▶ **Written request**:
Your answer should be a single number: the count of lines containing the string "Computer".

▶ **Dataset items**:
>> Start

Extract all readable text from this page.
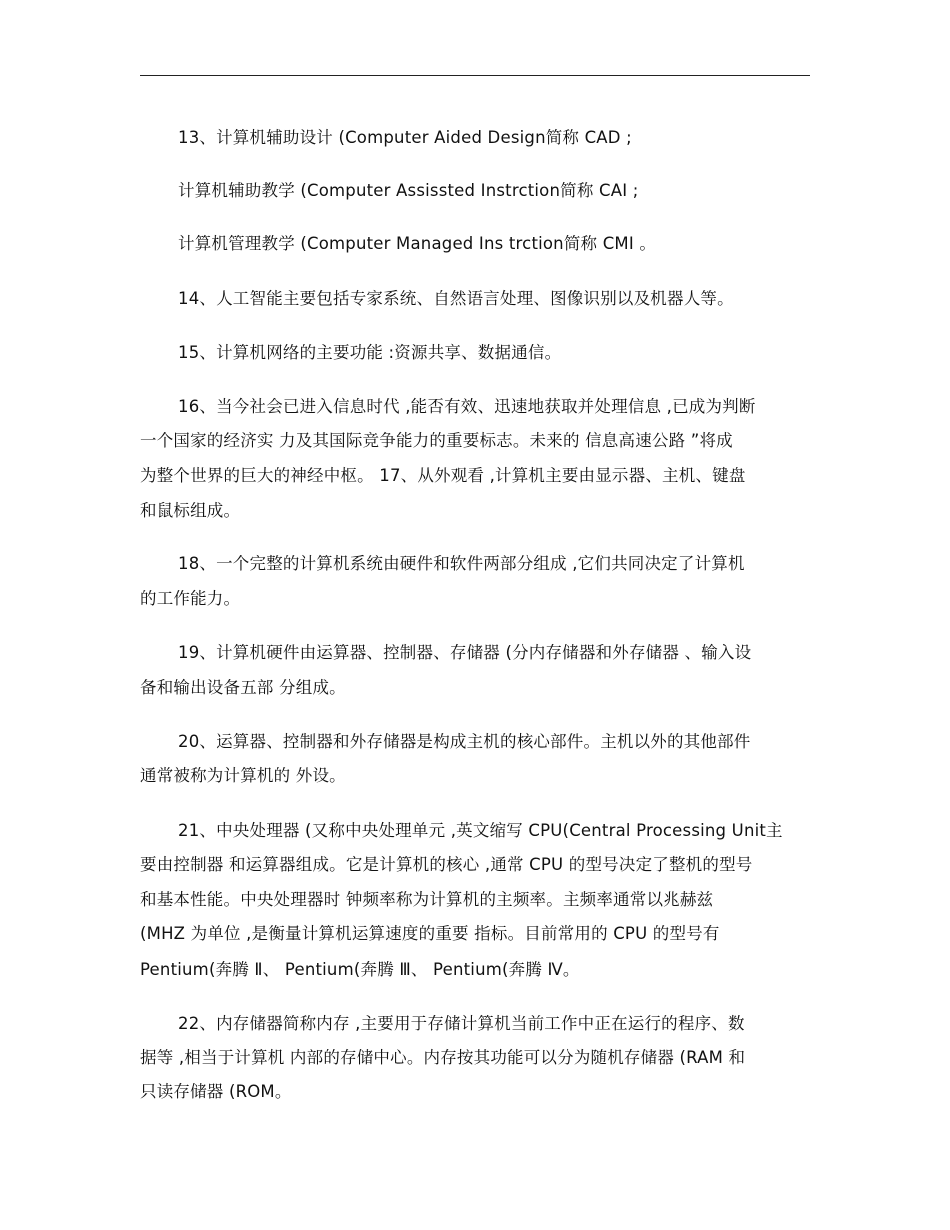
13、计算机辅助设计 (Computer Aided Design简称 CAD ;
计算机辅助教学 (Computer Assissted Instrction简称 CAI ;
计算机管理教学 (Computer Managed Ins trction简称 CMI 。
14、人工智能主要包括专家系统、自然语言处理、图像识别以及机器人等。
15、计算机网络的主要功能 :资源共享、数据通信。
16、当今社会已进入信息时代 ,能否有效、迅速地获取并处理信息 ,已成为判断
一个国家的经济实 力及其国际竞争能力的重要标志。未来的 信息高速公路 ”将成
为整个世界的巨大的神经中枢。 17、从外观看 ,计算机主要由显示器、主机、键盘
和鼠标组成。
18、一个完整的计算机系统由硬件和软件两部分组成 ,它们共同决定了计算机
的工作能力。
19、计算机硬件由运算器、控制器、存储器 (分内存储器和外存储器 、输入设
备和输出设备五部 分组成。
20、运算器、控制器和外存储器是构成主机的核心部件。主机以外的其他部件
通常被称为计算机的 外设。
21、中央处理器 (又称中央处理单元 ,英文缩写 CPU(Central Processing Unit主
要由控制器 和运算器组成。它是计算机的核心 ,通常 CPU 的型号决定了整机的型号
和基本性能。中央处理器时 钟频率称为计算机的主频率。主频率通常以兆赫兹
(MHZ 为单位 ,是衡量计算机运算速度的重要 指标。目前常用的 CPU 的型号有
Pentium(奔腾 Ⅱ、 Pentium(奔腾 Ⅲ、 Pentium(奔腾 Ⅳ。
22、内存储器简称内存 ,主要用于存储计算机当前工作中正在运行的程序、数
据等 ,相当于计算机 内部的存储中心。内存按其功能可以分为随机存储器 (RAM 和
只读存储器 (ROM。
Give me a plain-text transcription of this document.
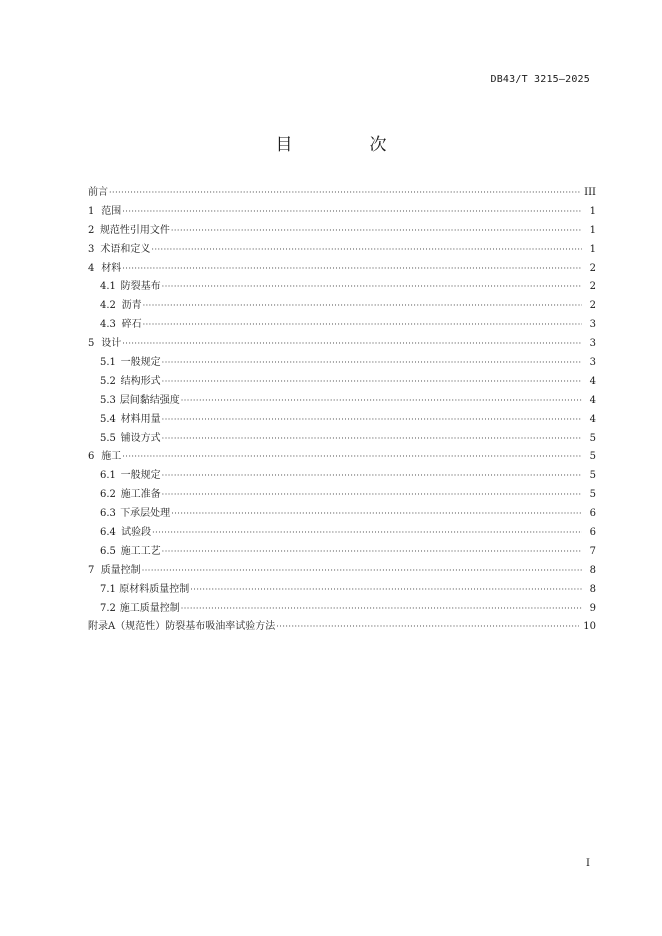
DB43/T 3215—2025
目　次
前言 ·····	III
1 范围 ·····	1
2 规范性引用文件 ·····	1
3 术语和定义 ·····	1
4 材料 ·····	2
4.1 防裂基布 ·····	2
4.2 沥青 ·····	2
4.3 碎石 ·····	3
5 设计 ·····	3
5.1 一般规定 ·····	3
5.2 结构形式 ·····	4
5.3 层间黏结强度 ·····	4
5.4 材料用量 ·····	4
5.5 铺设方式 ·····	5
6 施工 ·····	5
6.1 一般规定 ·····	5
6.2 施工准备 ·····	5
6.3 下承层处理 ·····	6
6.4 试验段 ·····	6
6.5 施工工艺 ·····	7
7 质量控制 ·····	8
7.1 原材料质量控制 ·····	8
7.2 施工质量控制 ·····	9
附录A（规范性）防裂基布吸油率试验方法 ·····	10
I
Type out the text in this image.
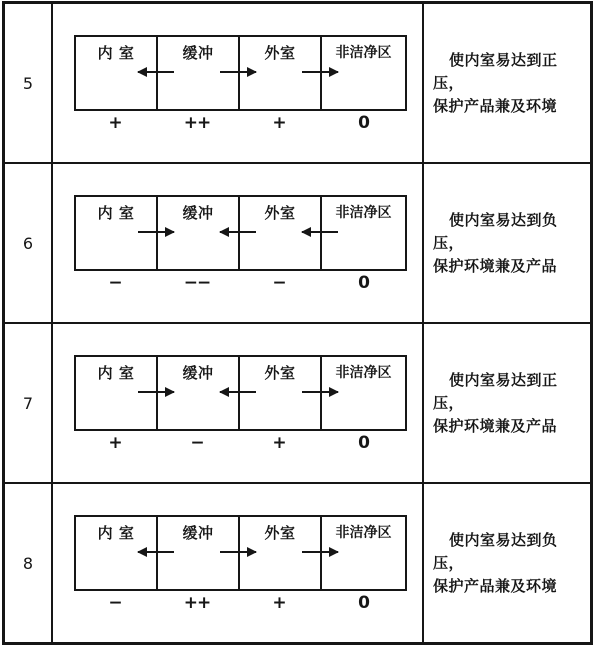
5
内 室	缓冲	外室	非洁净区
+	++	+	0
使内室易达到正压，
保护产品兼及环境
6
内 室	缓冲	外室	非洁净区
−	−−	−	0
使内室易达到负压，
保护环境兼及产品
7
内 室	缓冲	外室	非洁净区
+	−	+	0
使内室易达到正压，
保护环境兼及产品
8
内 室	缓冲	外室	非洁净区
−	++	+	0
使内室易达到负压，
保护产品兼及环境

>> End

▶ **Solution for this exercise**:
3